»»
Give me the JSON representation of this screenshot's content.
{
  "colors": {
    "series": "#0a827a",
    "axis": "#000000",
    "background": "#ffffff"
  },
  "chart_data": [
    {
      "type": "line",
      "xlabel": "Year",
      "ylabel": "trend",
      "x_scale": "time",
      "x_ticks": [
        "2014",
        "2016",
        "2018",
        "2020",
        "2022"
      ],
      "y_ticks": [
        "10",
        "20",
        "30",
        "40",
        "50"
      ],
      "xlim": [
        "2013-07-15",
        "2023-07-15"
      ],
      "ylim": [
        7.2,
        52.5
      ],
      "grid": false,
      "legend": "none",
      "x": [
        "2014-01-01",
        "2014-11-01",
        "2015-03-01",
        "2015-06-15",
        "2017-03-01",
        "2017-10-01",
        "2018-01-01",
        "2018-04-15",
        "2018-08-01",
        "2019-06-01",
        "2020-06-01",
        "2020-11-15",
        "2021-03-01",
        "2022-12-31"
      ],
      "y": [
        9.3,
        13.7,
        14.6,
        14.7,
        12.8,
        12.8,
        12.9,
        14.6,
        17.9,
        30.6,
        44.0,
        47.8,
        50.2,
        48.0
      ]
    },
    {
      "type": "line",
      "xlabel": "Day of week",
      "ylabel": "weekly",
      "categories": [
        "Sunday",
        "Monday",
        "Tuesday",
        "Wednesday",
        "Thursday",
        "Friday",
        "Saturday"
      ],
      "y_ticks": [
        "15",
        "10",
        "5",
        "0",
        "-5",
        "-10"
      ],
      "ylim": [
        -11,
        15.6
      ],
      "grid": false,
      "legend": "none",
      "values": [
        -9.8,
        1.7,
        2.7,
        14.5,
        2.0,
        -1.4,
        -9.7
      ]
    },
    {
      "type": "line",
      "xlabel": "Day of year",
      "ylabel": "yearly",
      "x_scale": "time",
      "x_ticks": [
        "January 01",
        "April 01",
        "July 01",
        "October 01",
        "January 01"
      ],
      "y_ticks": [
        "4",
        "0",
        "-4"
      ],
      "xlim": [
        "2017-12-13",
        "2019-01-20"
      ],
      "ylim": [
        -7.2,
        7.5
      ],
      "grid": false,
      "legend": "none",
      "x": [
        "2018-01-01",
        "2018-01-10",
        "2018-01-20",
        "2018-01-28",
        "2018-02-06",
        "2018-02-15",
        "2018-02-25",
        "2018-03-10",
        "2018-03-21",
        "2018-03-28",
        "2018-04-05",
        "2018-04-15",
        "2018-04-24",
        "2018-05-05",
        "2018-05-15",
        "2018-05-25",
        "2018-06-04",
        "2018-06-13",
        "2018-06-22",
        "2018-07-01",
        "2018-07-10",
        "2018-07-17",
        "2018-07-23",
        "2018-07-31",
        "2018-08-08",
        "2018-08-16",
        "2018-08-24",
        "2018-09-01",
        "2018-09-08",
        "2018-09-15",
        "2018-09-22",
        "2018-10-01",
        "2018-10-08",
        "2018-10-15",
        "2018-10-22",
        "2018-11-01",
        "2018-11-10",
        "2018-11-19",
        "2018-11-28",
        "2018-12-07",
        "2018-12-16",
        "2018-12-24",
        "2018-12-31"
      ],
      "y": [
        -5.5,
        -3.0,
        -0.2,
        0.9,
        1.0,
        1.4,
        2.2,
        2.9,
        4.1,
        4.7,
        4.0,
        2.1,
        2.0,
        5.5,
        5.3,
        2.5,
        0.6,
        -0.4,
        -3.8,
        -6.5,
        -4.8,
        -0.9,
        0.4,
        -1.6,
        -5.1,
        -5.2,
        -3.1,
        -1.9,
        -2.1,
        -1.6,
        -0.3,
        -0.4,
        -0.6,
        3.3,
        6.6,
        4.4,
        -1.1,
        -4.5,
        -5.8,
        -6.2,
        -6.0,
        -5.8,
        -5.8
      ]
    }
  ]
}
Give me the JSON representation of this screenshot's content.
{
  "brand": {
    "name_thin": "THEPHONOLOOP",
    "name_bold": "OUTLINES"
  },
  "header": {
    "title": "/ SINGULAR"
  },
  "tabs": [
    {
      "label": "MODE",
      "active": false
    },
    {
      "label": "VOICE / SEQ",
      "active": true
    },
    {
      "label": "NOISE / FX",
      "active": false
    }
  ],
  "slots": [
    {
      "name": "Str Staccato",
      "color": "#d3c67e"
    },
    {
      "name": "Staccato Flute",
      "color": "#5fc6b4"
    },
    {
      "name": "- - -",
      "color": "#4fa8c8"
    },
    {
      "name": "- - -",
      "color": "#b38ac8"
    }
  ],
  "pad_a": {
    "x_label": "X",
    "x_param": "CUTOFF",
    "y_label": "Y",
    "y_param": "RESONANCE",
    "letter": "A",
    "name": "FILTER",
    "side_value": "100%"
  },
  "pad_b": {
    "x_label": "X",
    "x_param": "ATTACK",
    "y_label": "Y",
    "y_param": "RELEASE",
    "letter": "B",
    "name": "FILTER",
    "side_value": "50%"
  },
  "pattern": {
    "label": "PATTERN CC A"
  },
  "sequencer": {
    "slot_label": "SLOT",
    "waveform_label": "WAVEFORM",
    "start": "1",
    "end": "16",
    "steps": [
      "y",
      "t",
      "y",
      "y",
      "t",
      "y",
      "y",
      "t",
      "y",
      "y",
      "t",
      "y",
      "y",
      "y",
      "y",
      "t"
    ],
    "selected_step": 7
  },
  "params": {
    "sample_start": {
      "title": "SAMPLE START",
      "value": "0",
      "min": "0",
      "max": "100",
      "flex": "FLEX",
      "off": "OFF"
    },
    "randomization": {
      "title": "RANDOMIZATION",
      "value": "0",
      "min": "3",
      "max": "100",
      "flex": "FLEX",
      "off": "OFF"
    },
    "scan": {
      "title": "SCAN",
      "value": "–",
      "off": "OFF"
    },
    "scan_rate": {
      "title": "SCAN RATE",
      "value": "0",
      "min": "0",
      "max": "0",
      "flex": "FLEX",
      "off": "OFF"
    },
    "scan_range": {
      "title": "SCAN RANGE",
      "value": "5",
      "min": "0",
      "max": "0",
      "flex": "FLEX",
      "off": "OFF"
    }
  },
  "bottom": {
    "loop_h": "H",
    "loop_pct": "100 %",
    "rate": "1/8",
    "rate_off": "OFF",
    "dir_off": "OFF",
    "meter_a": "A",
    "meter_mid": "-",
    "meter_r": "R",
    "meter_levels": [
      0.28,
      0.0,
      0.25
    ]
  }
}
««
# PROBLEM:
Output all of the data above without any alteration.

# EXERCISE OUTPUT:
Give me the JSON representation of this screenshot's content.
{
  "colors": {
    "series": "#0a827a",
    "axis": "#000000",
    "background": "#ffffff"
  },
  "chart_data": [
    {
      "type": "line",
      "xlabel": "Year",
      "ylabel": "trend",
      "x_scale": "time",
      "x_ticks": [
        "2014",
        "2016",
        "2018",
        "2020",
        "2022"
      ],
      "y_ticks": [
        "10",
        "20",
        "30",
        "40",
        "50"
      ],
      "xlim": [
        "2013-07-15",
        "2023-07-15"
      ],
      "ylim": [
        7.2,
        52.5
      ],
      "grid": false,
      "legend": "none",
      "x": [
        "2014-01-01",
        "2014-11-01",
        "2015-03-01",
        "2015-06-15",
        "2017-03-01",
        "2017-10-01",
        "2018-01-01",
        "2018-04-15",
        "2018-08-01",
        "2019-06-01",
        "2020-06-01",
        "2020-11-15",
        "2021-03-01",
        "2022-12-31"
      ],
      "y": [
        9.3,
        13.7,
        14.6,
        14.7,
        12.8,
        12.8,
        12.9,
        14.6,
        17.9,
        30.6,
        44.0,
        47.8,
        50.2,
        48.0
      ]
    },
    {
      "type": "line",
      "xlabel": "Day of week",
      "ylabel": "weekly",
      "categories": [
        "Sunday",
        "Monday",
        "Tuesday",
        "Wednesday",
        "Thursday",
        "Friday",
        "Saturday"
      ],
      "y_ticks": [
        "15",
        "10",
        "5",
        "0",
        "-5",
        "-10"
      ],
      "ylim": [
        -11,
        15.6
      ],
      "grid": false,
      "legend": "none",
      "values": [
        -9.8,
        1.7,
        2.7,
        14.5,
        2.0,
        -1.4,
        -9.7
      ]
    },
    {
      "type": "line",
      "xlabel": "Day of year",
      "ylabel": "yearly",
      "x_scale": "time",
      "x_ticks": [
        "January 01",
        "April 01",
        "July 01",
        "October 01",
        "January 01"
      ],
      "y_ticks": [
        "4",
        "0",
        "-4"
      ],
      "xlim": [
        "2017-12-13",
        "2019-01-20"
      ],
      "ylim": [
        -7.2,
        7.5
      ],
      "grid": false,
      "legend": "none",
      "x": [
        "2018-01-01",
        "2018-01-10",
        "2018-01-20",
        "2018-01-28",
        "2018-02-06",
        "2018-02-15",
        "2018-02-25",
        "2018-03-10",
        "2018-03-21",
        "2018-03-28",
        "2018-04-05",
        "2018-04-15",
        "2018-04-24",
        "2018-05-05",
        "2018-05-15",
        "2018-05-25",
        "2018-06-04",
        "2018-06-13",
        "2018-06-22",
        "2018-07-01",
        "2018-07-10",
        "2018-07-17",
        "2018-07-23",
        "2018-07-31",
        "2018-08-08",
        "2018-08-16",
        "2018-08-24",
        "2018-09-01",
        "2018-09-08",
        "2018-09-15",
        "2018-09-22",
        "2018-10-01",
        "2018-10-08",
        "2018-10-15",
        "2018-10-22",
        "2018-11-01",
        "2018-11-10",
        "2018-11-19",
        "2018-11-28",
        "2018-12-07",
        "2018-12-16",
        "2018-12-24",
        "2018-12-31"
      ],
      "y": [
        -5.5,
        -3.0,
        -0.2,
        0.9,
        1.0,
        1.4,
        2.2,
        2.9,
        4.1,
        4.7,
        4.0,
        2.1,
        2.0,
        5.5,
        5.3,
        2.5,
        0.6,
        -0.4,
        -3.8,
        -6.5,
        -4.8,
        -0.9,
        0.4,
        -1.6,
        -5.1,
        -5.2,
        -3.1,
        -1.9,
        -2.1,
        -1.6,
        -0.3,
        -0.4,
        -0.6,
        3.3,
        6.6,
        4.4,
        -1.1,
        -4.5,
        -5.8,
        -6.2,
        -6.0,
        -5.8,
        -5.8
      ]
    }
  ]
}
Give me the JSON representation of this screenshot's content.
{
  "brand": {
    "name_thin": "THEPHONOLOOP",
    "name_bold": "OUTLINES"
  },
  "header": {
    "title": "/ SINGULAR"
  },
  "tabs": [
    {
      "label": "MODE",
      "active": false
    },
    {
      "label": "VOICE / SEQ",
      "active": true
    },
    {
      "label": "NOISE / FX",
      "active": false
    }
  ],
  "slots": [
    {
      "name": "Str Staccato",
      "color": "#d3c67e"
    },
    {
      "name": "Staccato Flute",
      "color": "#5fc6b4"
    },
    {
      "name": "- - -",
      "color": "#4fa8c8"
    },
    {
      "name": "- - -",
      "color": "#b38ac8"
    }
  ],
  "pad_a": {
    "x_label": "X",
    "x_param": "CUTOFF",
    "y_label": "Y",
    "y_param": "RESONANCE",
    "letter": "A",
    "name": "FILTER",
    "side_value": "100%"
  },
  "pad_b": {
    "x_label": "X",
    "x_param": "ATTACK",
    "y_label": "Y",
    "y_param": "RELEASE",
    "letter": "B",
    "name": "FILTER",
    "side_value": "50%"
  },
  "pattern": {
    "label": "PATTERN CC A"
  },
  "sequencer": {
    "slot_label": "SLOT",
    "waveform_label": "WAVEFORM",
    "start": "1",
    "end": "16",
    "steps": [
      "y",
      "t",
      "y",
      "y",
      "t",
      "y",
      "y",
      "t",
      "y",
      "y",
      "t",
      "y",
      "y",
      "y",
      "y",
      "t"
    ],
    "selected_step": 7
  },
  "params": {
    "sample_start": {
      "title": "SAMPLE START",
      "value": "0",
      "min": "0",
      "max": "100",
      "flex": "FLEX",
      "off": "OFF"
    },
    "randomization": {
      "title": "RANDOMIZATION",
      "value": "0",
      "min": "3",
      "max": "100",
      "flex": "FLEX",
      "off": "OFF"
    },
    "scan": {
      "title": "SCAN",
      "value": "–",
      "off": "OFF"
    },
    "scan_rate": {
      "title": "SCAN RATE",
      "value": "0",
      "min": "0",
      "max": "0",
      "flex": "FLEX",
      "off": "OFF"
    },
    "scan_range": {
      "title": "SCAN RANGE",
      "value": "5",
      "min": "0",
      "max": "0",
      "flex": "FLEX",
      "off": "OFF"
    }
  },
  "bottom": {
    "loop_h": "H",
    "loop_pct": "100 %",
    "rate": "1/8",
    "rate_off": "OFF",
    "dir_off": "OFF",
    "meter_a": "A",
    "meter_mid": "-",
    "meter_r": "R",
    "meter_levels": [
      0.28,
      0.0,
      0.25
    ]
  }
}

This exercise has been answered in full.